(Your instructions): Work out how many lines in this listing hold the word "text", and give the number with nothing added.

*** Task data ***

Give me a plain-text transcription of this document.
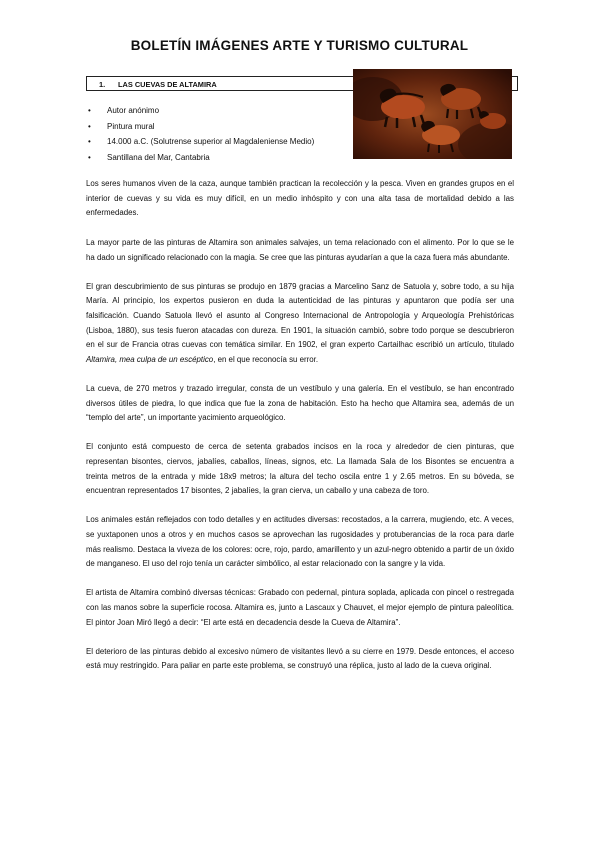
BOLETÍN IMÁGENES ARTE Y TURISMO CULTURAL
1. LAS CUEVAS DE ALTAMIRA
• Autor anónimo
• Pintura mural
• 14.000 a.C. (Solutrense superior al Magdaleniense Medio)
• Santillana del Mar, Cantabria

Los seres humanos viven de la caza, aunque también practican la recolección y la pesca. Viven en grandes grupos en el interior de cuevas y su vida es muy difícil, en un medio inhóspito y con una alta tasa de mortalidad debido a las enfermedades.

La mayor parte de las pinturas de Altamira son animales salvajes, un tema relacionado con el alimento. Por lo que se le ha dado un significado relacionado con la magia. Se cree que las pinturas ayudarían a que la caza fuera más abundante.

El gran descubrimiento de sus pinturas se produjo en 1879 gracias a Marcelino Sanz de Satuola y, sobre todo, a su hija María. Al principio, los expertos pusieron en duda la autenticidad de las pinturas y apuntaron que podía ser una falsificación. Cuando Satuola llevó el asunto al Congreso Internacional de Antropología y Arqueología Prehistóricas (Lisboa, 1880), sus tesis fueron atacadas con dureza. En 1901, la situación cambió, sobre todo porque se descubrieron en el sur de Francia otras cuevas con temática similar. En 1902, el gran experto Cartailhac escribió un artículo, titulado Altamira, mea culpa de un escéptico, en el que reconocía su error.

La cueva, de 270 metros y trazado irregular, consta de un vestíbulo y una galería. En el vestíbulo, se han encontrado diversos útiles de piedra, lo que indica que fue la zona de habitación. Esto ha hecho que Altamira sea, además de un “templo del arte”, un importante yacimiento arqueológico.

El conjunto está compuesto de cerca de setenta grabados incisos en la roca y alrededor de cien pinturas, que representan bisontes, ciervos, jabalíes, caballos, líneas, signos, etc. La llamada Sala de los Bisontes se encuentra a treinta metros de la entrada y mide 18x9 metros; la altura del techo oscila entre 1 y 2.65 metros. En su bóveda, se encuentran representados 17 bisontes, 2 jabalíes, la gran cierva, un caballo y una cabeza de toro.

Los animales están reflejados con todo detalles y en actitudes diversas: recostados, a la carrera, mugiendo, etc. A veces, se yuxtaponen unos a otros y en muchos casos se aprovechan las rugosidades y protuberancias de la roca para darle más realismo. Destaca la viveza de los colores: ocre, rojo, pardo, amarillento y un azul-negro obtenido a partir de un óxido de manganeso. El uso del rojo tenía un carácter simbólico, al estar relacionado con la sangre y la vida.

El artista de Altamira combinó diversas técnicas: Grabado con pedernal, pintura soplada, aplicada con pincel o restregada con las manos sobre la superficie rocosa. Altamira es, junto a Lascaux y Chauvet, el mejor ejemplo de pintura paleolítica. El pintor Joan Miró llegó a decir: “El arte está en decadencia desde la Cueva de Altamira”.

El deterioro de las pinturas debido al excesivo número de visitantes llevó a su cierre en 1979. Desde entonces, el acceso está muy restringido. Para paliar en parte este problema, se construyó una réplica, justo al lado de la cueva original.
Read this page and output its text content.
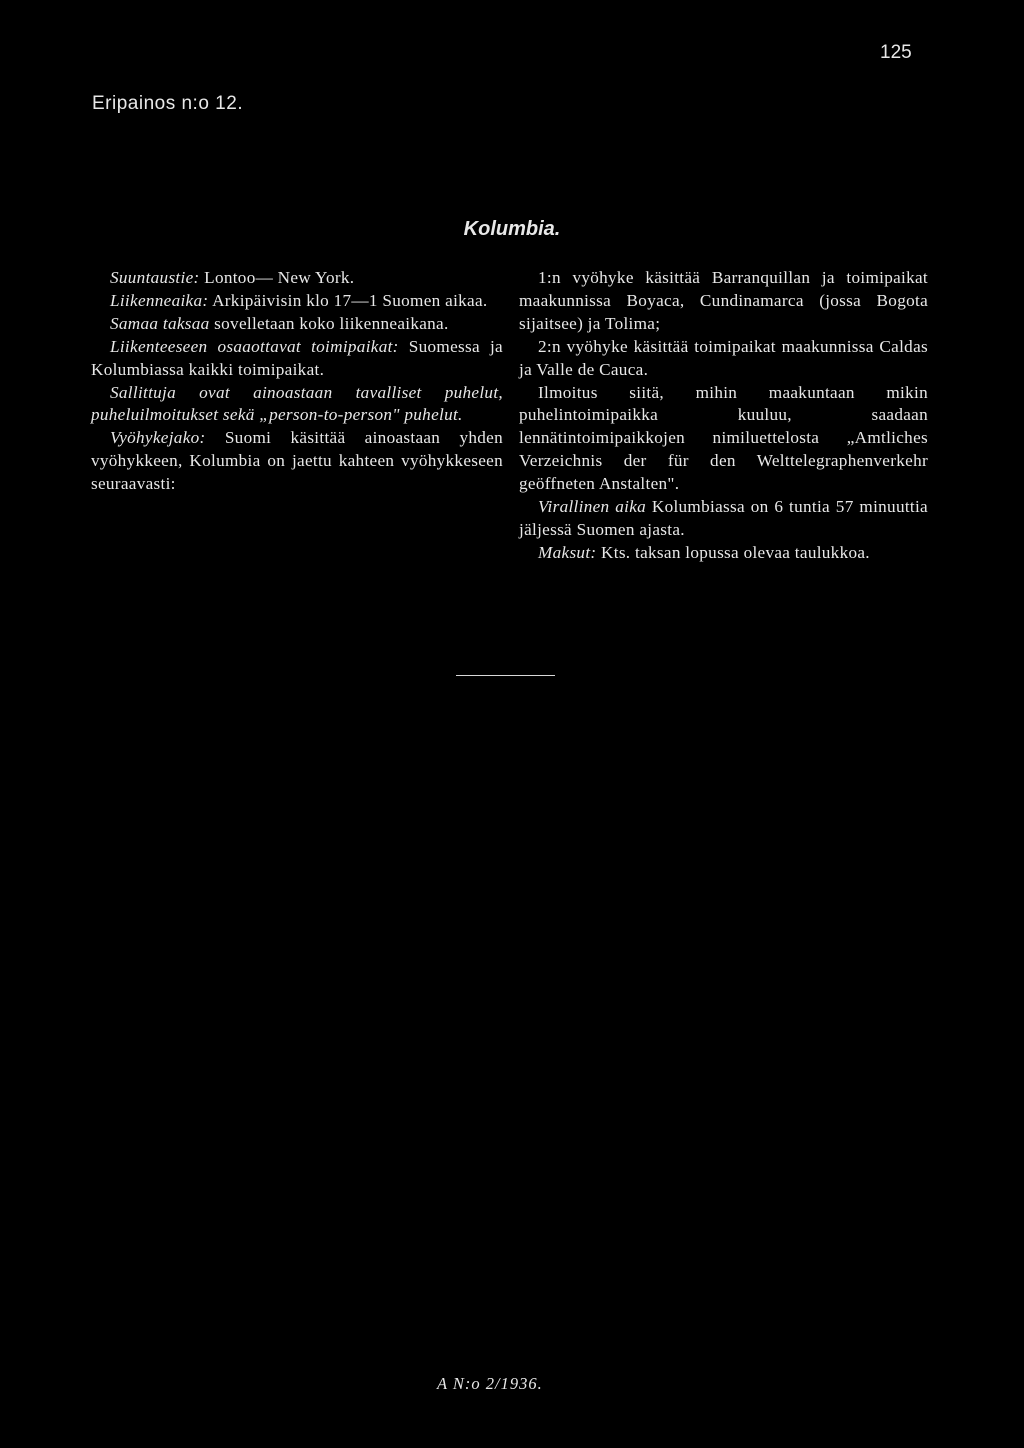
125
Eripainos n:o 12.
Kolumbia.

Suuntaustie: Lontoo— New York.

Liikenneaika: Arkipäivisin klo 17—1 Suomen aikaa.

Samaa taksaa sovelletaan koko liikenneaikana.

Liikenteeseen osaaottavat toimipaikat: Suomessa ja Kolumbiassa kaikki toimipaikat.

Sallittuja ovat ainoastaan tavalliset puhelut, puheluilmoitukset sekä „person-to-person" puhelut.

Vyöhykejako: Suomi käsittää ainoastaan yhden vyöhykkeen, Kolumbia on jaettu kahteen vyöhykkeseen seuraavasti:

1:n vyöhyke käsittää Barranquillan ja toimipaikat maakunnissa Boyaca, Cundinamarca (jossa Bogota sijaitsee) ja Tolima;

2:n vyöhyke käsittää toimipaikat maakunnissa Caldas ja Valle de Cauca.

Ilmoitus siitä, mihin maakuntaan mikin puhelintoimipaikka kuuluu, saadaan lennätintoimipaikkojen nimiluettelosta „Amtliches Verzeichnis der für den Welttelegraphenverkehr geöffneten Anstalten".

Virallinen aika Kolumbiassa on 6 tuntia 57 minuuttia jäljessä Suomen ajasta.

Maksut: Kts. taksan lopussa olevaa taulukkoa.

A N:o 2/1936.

*** End of Task data ***

(Solved problem): 2